_TO BE DONE_.
Retype all of the entries word for word.

_INPUT MATERIAL_.

= = = = = = =

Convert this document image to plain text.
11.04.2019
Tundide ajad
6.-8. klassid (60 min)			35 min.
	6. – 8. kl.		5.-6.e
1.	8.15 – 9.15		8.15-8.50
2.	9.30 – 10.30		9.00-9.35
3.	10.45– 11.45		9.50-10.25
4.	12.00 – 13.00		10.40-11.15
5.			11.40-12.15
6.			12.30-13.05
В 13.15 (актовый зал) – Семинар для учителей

= = = = = = =

_WRITTEN RESPONSE_.
Convert this document image to plain text.
11.04.2019
Tundide ajad
6.-8. klassid (60 min)			35 min.
	6. – 8. kl.		5.-6.e
1.	8.15 – 9.15		8.15-8.50
2.	9.30 – 10.30		9.00-9.35
3.	10.45– 11.45		9.50-10.25
4.	12.00 – 13.00		10.40-11.15
5.			11.40-12.15
6.			12.30-13.05
В 13.15 (актовый зал) – Семинар для учителей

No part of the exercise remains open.